**READING PASSAGE**.
I believe that this error is coming from passing the function a string containing the variable name instead of the variable name itself. Is there another way to pass multiple variables to a function in an automated way?
Thanks for your help!
Do you have to use strings of object names, instead of just the objects themselves? If you do
dataframes1=[name1,name2,...]
dataframes2=[name1,name2,...]
emptylists=[name1,name2,...]
Then you can just do
for a,b,c in zip( dataframes1, dataframes2, emptylists ):
parser(a,b,c)
The way you do this is really circuitous and unpythonic, by the way, so I've changed it a bit. Rather than getting lists of indexes for the for statement, I just iterate through the lists (and thus the objects) themselves. This is much more compact, and easier to understand. For that matter, do you have a need to input the empty list as an argument (eg, perhaps they aren't always empty)? And your code for the parser, while correct, doesn't take advantage of pandas at all, and will be very slow: to compare columns, you can simply do dataframe1['COL'] == dataframe2['COL'], which will give you a boolean series of where values are equal. Then you can use this for indexing a dataframe, to get the shared values. It comes out as a dataframe or series, but it's easy enough to convert to a list. Thus, your parser function can be reduced to the following, if you don't need to create the "empty list" elsewhere first:
def parser( df1, df2 ):
return list( df1['COL'][ df1['COL']==df2['COL'] ] )
This will be much, much faster, though as it returns the list, you'll have to do something with it, so in your case, you'd do something like:
sharedlists = [ parser(a,b) for a,b in zip( dataframes1, dataframes2 ) ]
If you must use variable names, the following very unsafe sort of code will convert your lists of names into lists of objects (you'll need to do this for each list):
dataframes1 = [ eval(name) for name in dataframe1_names ]
If this is just for numerical work you're doing in an interpreter, eval is alright, but for any code you're releasing, it's very insecure: it will evaluate whatever code is in the string passed into it, thus allowing arbitrary code execution.
This sounds like a use case of .query()
A use case for query() is when you have a collection of DataFrame
objects that have a subset of column names (or index levels/names) in
common. You can pass the same query to both frames without having to
specify which frame you’re interested in querying
map(lambda frame: frame.query(expr), [df, df2])

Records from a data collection
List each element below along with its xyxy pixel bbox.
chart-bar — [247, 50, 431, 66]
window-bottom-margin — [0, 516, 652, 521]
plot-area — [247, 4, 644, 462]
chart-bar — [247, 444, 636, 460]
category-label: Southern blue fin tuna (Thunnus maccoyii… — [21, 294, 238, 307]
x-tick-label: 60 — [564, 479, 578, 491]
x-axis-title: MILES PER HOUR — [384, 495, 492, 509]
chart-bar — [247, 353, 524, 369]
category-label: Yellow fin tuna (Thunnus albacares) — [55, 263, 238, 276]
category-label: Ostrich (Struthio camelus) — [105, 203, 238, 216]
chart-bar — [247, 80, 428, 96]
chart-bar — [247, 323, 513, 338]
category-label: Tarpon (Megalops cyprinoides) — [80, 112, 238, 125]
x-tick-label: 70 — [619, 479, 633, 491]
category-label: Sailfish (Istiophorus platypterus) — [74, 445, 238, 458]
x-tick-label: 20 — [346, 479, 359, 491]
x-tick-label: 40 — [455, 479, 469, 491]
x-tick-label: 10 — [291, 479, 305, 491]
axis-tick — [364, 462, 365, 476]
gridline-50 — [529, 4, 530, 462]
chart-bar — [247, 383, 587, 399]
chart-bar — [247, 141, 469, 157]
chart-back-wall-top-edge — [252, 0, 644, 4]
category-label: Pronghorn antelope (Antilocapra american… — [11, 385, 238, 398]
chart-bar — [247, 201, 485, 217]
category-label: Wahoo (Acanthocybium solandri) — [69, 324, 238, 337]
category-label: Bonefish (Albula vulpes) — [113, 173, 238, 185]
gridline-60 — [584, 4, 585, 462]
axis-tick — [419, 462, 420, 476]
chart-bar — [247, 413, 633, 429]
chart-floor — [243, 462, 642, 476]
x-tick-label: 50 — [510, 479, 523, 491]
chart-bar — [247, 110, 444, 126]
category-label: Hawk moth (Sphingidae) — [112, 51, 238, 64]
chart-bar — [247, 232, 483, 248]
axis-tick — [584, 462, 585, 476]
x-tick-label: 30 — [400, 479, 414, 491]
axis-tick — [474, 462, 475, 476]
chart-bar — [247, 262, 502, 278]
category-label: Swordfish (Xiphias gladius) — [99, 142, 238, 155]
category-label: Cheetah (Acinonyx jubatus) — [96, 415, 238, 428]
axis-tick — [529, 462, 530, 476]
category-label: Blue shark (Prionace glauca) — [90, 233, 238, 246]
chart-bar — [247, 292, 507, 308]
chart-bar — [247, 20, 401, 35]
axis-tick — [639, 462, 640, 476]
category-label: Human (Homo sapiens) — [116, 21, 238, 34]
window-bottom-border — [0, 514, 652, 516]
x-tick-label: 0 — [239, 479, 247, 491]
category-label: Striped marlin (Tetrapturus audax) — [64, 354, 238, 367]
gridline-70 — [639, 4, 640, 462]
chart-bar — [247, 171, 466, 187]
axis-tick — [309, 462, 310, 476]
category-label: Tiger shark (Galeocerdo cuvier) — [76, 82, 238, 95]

**EXERCISE SET**.
a) Reproduce the part of the pandas thread that opens with the words containing "This will be" and closes with "case of .query()".
b) In the pandas thread, why is using eval to turn variable names into objects called insecure for code that is released?

**ANSWERS TO THE EXERCISE**.
a)
This will be much, much faster, though as it returns the list, you'll have to do something with it, so in your case, you'd do something like:
sharedlists = [ parser(a,b) for a,b in zip( dataframes1, dataframes2 ) ]
If you must use variable names, the following very unsafe sort of code will convert your lists of names into lists of objects (you'll need to do this for each list):
dataframes1 = [ eval(name) for name in dataframe1_names ]
If this is just for numerical work you're doing in an interpreter, eval is alright, but for any code you're releasing, it's very insecure: it will evaluate whatever code is in the string passed into it, thus allowing arbitrary code execution.
This sounds like a use case of .query()

b) Eval runs whatever code is in the string passed to it, so it allows arbitrary code execution. The thread says this is acceptable only for numerical work done in an interpreter.